Provided records >>
%%

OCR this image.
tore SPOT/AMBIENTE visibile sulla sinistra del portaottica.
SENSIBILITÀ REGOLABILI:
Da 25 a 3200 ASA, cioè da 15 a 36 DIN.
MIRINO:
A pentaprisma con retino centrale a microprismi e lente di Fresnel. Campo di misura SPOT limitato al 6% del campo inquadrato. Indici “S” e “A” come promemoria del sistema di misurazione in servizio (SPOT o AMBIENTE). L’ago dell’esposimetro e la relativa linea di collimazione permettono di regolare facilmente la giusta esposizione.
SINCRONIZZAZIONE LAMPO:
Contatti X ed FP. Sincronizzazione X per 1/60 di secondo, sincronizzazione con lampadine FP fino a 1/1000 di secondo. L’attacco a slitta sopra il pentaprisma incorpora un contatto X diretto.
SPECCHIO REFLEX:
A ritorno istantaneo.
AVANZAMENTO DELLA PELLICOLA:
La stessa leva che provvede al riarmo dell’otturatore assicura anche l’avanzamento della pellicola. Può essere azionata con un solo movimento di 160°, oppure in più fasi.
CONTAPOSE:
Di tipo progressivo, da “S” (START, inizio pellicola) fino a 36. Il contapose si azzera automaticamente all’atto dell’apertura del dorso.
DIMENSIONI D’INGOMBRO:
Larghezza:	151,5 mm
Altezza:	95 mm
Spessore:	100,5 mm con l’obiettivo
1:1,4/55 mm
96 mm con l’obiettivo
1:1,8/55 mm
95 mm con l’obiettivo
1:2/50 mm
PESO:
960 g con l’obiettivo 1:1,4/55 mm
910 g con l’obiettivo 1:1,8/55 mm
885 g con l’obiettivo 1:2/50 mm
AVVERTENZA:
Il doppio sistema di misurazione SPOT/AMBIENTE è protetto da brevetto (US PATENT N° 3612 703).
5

%%

Task >> Pull out each line containing the word "AMBIENTE" and copy it.

Task answer >>
tore SPOT/AMBIENTE visibile sulla sinistra del portaottica.
A pentaprisma con retino centrale a microprismi e lente di Fresnel. Campo di misura SPOT limitato al 6% del campo inquadrato. Indici “S” e “A” come promemoria del sistema di misurazione in servizio (SPOT o AMBIENTE). L’ago dell’esposimetro e la relativa linea di collimazione permettono di regolare facilmente la giusta esposizione.
Il doppio sistema di misurazione SPOT/AMBIENTE è protetto da brevetto (US PATENT N° 3612 703).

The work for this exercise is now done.